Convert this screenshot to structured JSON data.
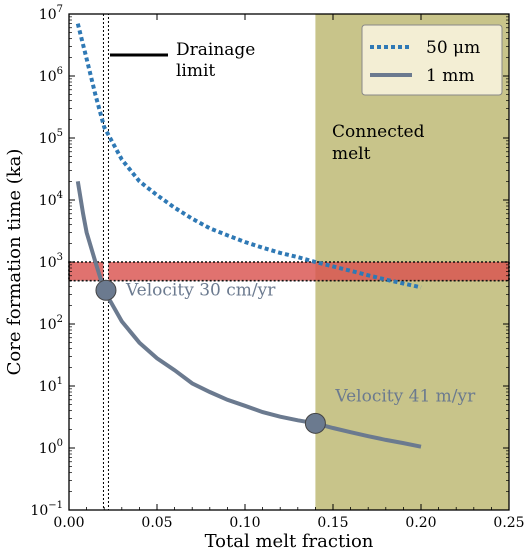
{
  "chart_data": {
    "type": "line",
    "xlabel": "Total melt fraction",
    "ylabel": "Core formation time (ka)",
    "xlim": [
      0.0,
      0.25
    ],
    "ylim_log10": [
      -1,
      7
    ],
    "y_scale": "log",
    "x_ticks": [
      {
        "value": 0.0,
        "label": "0.00"
      },
      {
        "value": 0.05,
        "label": "0.05"
      },
      {
        "value": 0.1,
        "label": "0.10"
      },
      {
        "value": 0.15,
        "label": "0.15"
      },
      {
        "value": 0.2,
        "label": "0.20"
      },
      {
        "value": 0.25,
        "label": "0.25"
      }
    ],
    "y_ticks": [
      {
        "exp": -1,
        "base": "10",
        "sup": "−1"
      },
      {
        "exp": 0,
        "base": "10",
        "sup": "0"
      },
      {
        "exp": 1,
        "base": "10",
        "sup": "1"
      },
      {
        "exp": 2,
        "base": "10",
        "sup": "2"
      },
      {
        "exp": 3,
        "base": "10",
        "sup": "3"
      },
      {
        "exp": 4,
        "base": "10",
        "sup": "4"
      },
      {
        "exp": 5,
        "base": "10",
        "sup": "5"
      },
      {
        "exp": 6,
        "base": "10",
        "sup": "6"
      },
      {
        "exp": 7,
        "base": "10",
        "sup": "7"
      }
    ],
    "series": [
      {
        "name": "50 μm",
        "style": "dotted",
        "color": "#2f79b5",
        "points": [
          [
            0.005,
            7000000
          ],
          [
            0.008,
            3200000
          ],
          [
            0.01,
            1900000
          ],
          [
            0.015,
            500000
          ],
          [
            0.02,
            150000
          ],
          [
            0.03,
            45000
          ],
          [
            0.04,
            20000
          ],
          [
            0.05,
            12000
          ],
          [
            0.06,
            7500
          ],
          [
            0.07,
            5000
          ],
          [
            0.08,
            3500
          ],
          [
            0.09,
            2700
          ],
          [
            0.1,
            2100
          ],
          [
            0.11,
            1700
          ],
          [
            0.12,
            1400
          ],
          [
            0.13,
            1200
          ],
          [
            0.14,
            1000
          ],
          [
            0.15,
            850
          ],
          [
            0.16,
            720
          ],
          [
            0.17,
            610
          ],
          [
            0.18,
            520
          ],
          [
            0.19,
            450
          ],
          [
            0.2,
            390
          ]
        ]
      },
      {
        "name": "1 mm",
        "style": "solid",
        "color": "#6b7a8f",
        "points": [
          [
            0.005,
            20000
          ],
          [
            0.008,
            6000
          ],
          [
            0.01,
            3000
          ],
          [
            0.015,
            1000
          ],
          [
            0.02,
            350
          ],
          [
            0.03,
            110
          ],
          [
            0.04,
            50
          ],
          [
            0.05,
            28
          ],
          [
            0.06,
            18
          ],
          [
            0.07,
            11
          ],
          [
            0.08,
            8
          ],
          [
            0.09,
            6
          ],
          [
            0.1,
            4.8
          ],
          [
            0.11,
            3.8
          ],
          [
            0.12,
            3.2
          ],
          [
            0.13,
            2.8
          ],
          [
            0.14,
            2.5
          ],
          [
            0.15,
            2.1
          ],
          [
            0.16,
            1.8
          ],
          [
            0.17,
            1.55
          ],
          [
            0.18,
            1.35
          ],
          [
            0.19,
            1.2
          ],
          [
            0.2,
            1.05
          ]
        ]
      }
    ],
    "markers": [
      {
        "x": 0.021,
        "y": 350,
        "label": "Velocity 30 cm/yr"
      },
      {
        "x": 0.14,
        "y": 2.5,
        "label": "Velocity 41 m/yr"
      }
    ],
    "drainage_limit": {
      "x": 0.021,
      "label_lines": [
        "Drainage",
        "limit"
      ]
    },
    "connected_melt": {
      "x_from": 0.14,
      "x_to": 0.25,
      "label_lines": [
        "Connected",
        "melt"
      ],
      "color": "#c8c48a"
    },
    "target_band": {
      "y_from": 500,
      "y_to": 1000,
      "color": "#d9534f"
    },
    "legend": {
      "position": "top-right"
    }
  }
}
────
◆ **Challenge**
In the entries above, count each line that holds "color". Give the total and nothing else.

◆ **Task output**
4